**Written task:** Some lines in the listing below may include the string "Word". How many are there? Give only the number.

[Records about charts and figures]
......

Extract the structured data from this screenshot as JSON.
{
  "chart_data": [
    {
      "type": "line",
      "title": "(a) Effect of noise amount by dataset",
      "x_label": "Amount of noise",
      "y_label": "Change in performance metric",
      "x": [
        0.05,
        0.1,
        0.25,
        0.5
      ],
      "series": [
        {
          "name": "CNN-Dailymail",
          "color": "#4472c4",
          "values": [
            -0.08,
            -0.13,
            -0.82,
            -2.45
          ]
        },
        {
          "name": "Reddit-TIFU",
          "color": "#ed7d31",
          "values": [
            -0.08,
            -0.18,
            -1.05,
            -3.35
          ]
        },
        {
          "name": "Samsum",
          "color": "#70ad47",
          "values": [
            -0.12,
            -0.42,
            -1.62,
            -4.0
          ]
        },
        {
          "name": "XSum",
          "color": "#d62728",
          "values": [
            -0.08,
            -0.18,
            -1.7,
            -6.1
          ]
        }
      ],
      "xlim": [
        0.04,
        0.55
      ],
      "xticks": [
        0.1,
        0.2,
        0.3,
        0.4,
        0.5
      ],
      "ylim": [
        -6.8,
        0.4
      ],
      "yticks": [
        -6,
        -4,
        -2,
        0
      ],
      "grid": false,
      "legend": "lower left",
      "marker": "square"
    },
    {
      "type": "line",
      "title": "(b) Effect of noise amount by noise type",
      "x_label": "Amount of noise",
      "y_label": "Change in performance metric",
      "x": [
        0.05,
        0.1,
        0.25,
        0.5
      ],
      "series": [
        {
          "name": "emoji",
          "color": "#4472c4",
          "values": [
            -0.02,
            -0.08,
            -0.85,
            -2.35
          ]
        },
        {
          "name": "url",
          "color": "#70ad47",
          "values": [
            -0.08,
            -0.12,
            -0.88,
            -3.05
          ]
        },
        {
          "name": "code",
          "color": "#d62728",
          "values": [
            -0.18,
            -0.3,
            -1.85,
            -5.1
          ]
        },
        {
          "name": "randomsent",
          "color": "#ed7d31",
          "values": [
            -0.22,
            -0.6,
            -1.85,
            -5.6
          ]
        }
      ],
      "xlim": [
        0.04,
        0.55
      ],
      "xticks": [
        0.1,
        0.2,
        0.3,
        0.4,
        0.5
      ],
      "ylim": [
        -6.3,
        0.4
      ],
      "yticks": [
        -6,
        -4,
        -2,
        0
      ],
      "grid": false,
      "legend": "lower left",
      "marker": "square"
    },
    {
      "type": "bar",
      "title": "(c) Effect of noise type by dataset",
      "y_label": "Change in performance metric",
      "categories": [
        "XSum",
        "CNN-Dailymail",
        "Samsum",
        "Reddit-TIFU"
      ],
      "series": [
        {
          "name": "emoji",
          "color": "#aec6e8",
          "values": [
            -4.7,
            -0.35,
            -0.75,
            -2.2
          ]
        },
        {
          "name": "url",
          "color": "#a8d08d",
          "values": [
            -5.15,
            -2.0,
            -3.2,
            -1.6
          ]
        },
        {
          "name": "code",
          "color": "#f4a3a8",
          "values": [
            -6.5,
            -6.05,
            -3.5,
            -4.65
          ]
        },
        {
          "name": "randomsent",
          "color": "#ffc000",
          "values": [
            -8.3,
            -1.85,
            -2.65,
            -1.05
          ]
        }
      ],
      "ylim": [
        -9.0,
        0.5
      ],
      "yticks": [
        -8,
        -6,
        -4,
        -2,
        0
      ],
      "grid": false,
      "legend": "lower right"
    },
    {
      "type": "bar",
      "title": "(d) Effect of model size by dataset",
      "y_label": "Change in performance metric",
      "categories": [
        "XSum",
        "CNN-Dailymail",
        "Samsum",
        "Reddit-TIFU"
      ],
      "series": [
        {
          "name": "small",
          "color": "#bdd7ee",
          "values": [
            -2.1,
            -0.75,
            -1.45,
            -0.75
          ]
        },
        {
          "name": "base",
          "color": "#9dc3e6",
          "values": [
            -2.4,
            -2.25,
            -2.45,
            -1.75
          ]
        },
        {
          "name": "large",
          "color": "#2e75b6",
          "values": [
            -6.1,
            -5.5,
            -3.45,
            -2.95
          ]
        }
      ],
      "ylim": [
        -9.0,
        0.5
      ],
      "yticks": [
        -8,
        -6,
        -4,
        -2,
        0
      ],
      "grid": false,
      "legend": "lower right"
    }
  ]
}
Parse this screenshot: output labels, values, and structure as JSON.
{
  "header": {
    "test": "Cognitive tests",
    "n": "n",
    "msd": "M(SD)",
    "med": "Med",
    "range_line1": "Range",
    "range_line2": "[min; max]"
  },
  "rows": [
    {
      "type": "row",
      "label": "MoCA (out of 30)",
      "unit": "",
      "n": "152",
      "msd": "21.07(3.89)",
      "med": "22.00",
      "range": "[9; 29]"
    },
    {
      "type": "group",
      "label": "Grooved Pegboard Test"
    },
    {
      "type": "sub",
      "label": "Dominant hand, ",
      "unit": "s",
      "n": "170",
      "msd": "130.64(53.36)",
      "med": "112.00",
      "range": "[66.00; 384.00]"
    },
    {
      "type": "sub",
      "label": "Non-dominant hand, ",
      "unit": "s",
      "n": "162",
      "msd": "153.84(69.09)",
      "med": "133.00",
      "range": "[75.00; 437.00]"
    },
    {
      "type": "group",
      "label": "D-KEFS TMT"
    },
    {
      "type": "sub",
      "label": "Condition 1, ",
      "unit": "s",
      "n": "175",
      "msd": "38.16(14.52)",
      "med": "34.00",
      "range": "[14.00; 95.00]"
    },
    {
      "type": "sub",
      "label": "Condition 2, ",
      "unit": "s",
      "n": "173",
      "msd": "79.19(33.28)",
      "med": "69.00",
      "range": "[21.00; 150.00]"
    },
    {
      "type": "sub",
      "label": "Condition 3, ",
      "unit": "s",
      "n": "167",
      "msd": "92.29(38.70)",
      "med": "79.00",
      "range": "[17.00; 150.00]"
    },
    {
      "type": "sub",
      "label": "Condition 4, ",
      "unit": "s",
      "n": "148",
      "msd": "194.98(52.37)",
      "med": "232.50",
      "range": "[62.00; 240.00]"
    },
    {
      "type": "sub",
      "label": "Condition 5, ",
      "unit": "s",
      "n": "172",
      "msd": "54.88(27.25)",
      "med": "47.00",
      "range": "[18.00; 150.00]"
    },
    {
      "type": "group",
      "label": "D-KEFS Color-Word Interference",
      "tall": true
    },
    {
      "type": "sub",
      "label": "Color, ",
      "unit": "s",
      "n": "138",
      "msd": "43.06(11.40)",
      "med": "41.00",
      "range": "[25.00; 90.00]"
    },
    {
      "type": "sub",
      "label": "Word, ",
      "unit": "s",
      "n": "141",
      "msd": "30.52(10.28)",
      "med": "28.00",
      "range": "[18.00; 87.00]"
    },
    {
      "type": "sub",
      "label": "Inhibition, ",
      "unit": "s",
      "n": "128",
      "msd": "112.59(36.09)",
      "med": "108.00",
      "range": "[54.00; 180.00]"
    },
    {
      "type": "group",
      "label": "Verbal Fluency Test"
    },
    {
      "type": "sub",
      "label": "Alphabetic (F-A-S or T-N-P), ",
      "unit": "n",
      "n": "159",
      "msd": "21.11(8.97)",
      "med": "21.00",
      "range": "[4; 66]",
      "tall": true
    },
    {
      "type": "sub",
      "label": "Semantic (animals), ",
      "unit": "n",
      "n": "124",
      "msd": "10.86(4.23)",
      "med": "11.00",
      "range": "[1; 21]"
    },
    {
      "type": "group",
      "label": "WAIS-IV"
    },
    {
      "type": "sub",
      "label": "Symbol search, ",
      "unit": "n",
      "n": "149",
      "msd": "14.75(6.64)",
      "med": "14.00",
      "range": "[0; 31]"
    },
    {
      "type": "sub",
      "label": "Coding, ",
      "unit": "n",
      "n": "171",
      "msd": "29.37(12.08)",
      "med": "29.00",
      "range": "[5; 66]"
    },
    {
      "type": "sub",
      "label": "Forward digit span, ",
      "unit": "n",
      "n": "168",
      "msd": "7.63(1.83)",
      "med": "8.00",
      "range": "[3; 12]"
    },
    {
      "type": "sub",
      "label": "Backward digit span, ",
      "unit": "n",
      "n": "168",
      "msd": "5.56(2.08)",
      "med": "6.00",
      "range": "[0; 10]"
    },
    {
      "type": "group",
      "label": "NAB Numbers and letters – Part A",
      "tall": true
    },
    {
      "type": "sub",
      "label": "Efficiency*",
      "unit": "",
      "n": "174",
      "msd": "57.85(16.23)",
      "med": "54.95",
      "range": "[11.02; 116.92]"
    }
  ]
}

......

**Result:** 2